» WHAT TO PRODUCE: Copy out every record below, word for word.

» SUPPLIED RECORDS:
• • •
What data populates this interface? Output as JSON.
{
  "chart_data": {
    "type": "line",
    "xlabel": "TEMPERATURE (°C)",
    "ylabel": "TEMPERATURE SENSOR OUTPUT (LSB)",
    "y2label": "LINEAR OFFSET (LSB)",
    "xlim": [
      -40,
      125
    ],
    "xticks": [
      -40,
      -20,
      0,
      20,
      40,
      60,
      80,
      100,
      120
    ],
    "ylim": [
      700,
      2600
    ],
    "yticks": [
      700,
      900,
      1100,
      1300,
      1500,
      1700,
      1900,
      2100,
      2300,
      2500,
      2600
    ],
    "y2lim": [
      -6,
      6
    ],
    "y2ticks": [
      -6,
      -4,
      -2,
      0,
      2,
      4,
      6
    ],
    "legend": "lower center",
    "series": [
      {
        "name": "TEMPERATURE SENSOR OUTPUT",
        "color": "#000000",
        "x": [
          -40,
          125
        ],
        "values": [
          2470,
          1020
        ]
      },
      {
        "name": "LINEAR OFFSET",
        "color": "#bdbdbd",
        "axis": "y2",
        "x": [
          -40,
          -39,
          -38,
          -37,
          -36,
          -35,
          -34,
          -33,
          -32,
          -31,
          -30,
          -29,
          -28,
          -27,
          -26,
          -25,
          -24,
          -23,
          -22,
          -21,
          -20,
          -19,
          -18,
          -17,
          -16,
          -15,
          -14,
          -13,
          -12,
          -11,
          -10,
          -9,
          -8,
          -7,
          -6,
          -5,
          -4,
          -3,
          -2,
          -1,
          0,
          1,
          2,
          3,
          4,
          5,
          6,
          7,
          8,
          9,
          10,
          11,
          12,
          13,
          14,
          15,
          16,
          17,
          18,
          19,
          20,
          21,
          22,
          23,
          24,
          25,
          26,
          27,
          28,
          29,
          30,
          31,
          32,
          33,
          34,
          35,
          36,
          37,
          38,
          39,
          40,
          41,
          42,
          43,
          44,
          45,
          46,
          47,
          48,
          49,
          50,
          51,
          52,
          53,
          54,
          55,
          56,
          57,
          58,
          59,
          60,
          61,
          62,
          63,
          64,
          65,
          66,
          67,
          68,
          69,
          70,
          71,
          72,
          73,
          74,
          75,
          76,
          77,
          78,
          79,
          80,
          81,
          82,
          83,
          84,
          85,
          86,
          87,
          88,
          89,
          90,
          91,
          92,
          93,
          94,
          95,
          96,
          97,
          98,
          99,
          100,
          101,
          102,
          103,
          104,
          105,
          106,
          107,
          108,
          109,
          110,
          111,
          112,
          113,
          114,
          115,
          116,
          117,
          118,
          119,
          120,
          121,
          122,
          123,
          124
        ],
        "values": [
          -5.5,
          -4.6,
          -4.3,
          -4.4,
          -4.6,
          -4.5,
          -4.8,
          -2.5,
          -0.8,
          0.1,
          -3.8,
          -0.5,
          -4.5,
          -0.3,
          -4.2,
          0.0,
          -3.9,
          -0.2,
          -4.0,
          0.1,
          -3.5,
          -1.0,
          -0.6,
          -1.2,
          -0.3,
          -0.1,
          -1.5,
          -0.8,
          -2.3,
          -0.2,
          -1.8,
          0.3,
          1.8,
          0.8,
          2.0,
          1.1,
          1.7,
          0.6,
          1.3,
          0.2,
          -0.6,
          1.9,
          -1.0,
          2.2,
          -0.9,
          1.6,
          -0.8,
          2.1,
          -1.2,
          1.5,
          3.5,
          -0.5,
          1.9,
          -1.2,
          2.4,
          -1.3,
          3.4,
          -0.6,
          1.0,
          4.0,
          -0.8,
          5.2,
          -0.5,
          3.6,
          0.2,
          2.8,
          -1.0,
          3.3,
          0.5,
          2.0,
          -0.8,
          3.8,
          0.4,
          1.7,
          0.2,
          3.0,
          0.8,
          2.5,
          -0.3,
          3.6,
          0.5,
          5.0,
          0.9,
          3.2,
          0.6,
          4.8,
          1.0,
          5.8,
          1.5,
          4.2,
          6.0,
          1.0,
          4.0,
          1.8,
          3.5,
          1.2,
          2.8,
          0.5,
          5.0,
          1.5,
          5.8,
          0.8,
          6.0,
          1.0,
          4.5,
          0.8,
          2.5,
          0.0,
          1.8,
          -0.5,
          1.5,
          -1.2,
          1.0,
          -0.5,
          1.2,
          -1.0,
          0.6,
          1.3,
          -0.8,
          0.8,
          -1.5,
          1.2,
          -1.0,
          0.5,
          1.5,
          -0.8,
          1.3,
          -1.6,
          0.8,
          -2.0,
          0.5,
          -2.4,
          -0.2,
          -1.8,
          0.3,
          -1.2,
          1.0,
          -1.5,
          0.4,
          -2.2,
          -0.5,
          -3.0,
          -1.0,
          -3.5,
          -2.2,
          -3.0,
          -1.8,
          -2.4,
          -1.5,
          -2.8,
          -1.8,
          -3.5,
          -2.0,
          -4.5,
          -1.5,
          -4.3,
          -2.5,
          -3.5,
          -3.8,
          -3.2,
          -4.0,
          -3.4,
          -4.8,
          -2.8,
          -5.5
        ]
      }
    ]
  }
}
• • •
» FULL RESPONSE:
What data populates this interface? Output as JSON.
{
  "chart_data": {
    "type": "line",
    "xlabel": "TEMPERATURE (°C)",
    "ylabel": "TEMPERATURE SENSOR OUTPUT (LSB)",
    "y2label": "LINEAR OFFSET (LSB)",
    "xlim": [
      -40,
      125
    ],
    "xticks": [
      -40,
      -20,
      0,
      20,
      40,
      60,
      80,
      100,
      120
    ],
    "ylim": [
      700,
      2600
    ],
    "yticks": [
      700,
      900,
      1100,
      1300,
      1500,
      1700,
      1900,
      2100,
      2300,
      2500,
      2600
    ],
    "y2lim": [
      -6,
      6
    ],
    "y2ticks": [
      -6,
      -4,
      -2,
      0,
      2,
      4,
      6
    ],
    "legend": "lower center",
    "series": [
      {
        "name": "TEMPERATURE SENSOR OUTPUT",
        "color": "#000000",
        "x": [
          -40,
          125
        ],
        "values": [
          2470,
          1020
        ]
      },
      {
        "name": "LINEAR OFFSET",
        "color": "#bdbdbd",
        "axis": "y2",
        "x": [
          -40,
          -39,
          -38,
          -37,
          -36,
          -35,
          -34,
          -33,
          -32,
          -31,
          -30,
          -29,
          -28,
          -27,
          -26,
          -25,
          -24,
          -23,
          -22,
          -21,
          -20,
          -19,
          -18,
          -17,
          -16,
          -15,
          -14,
          -13,
          -12,
          -11,
          -10,
          -9,
          -8,
          -7,
          -6,
          -5,
          -4,
          -3,
          -2,
          -1,
          0,
          1,
          2,
          3,
          4,
          5,
          6,
          7,
          8,
          9,
          10,
          11,
          12,
          13,
          14,
          15,
          16,
          17,
          18,
          19,
          20,
          21,
          22,
          23,
          24,
          25,
          26,
          27,
          28,
          29,
          30,
          31,
          32,
          33,
          34,
          35,
          36,
          37,
          38,
          39,
          40,
          41,
          42,
          43,
          44,
          45,
          46,
          47,
          48,
          49,
          50,
          51,
          52,
          53,
          54,
          55,
          56,
          57,
          58,
          59,
          60,
          61,
          62,
          63,
          64,
          65,
          66,
          67,
          68,
          69,
          70,
          71,
          72,
          73,
          74,
          75,
          76,
          77,
          78,
          79,
          80,
          81,
          82,
          83,
          84,
          85,
          86,
          87,
          88,
          89,
          90,
          91,
          92,
          93,
          94,
          95,
          96,
          97,
          98,
          99,
          100,
          101,
          102,
          103,
          104,
          105,
          106,
          107,
          108,
          109,
          110,
          111,
          112,
          113,
          114,
          115,
          116,
          117,
          118,
          119,
          120,
          121,
          122,
          123,
          124
        ],
        "values": [
          -5.5,
          -4.6,
          -4.3,
          -4.4,
          -4.6,
          -4.5,
          -4.8,
          -2.5,
          -0.8,
          0.1,
          -3.8,
          -0.5,
          -4.5,
          -0.3,
          -4.2,
          0.0,
          -3.9,
          -0.2,
          -4.0,
          0.1,
          -3.5,
          -1.0,
          -0.6,
          -1.2,
          -0.3,
          -0.1,
          -1.5,
          -0.8,
          -2.3,
          -0.2,
          -1.8,
          0.3,
          1.8,
          0.8,
          2.0,
          1.1,
          1.7,
          0.6,
          1.3,
          0.2,
          -0.6,
          1.9,
          -1.0,
          2.2,
          -0.9,
          1.6,
          -0.8,
          2.1,
          -1.2,
          1.5,
          3.5,
          -0.5,
          1.9,
          -1.2,
          2.4,
          -1.3,
          3.4,
          -0.6,
          1.0,
          4.0,
          -0.8,
          5.2,
          -0.5,
          3.6,
          0.2,
          2.8,
          -1.0,
          3.3,
          0.5,
          2.0,
          -0.8,
          3.8,
          0.4,
          1.7,
          0.2,
          3.0,
          0.8,
          2.5,
          -0.3,
          3.6,
          0.5,
          5.0,
          0.9,
          3.2,
          0.6,
          4.8,
          1.0,
          5.8,
          1.5,
          4.2,
          6.0,
          1.0,
          4.0,
          1.8,
          3.5,
          1.2,
          2.8,
          0.5,
          5.0,
          1.5,
          5.8,
          0.8,
          6.0,
          1.0,
          4.5,
          0.8,
          2.5,
          0.0,
          1.8,
          -0.5,
          1.5,
          -1.2,
          1.0,
          -0.5,
          1.2,
          -1.0,
          0.6,
          1.3,
          -0.8,
          0.8,
          -1.5,
          1.2,
          -1.0,
          0.5,
          1.5,
          -0.8,
          1.3,
          -1.6,
          0.8,
          -2.0,
          0.5,
          -2.4,
          -0.2,
          -1.8,
          0.3,
          -1.2,
          1.0,
          -1.5,
          0.4,
          -2.2,
          -0.5,
          -3.0,
          -1.0,
          -3.5,
          -2.2,
          -3.0,
          -1.8,
          -2.4,
          -1.5,
          -2.8,
          -1.8,
          -3.5,
          -2.0,
          -4.5,
          -1.5,
          -4.3,
          -2.5,
          -3.5,
          -3.8,
          -3.2,
          -4.0,
          -3.4,
          -4.8,
          -2.8,
          -5.5
        ]
      }
    ]
  }
}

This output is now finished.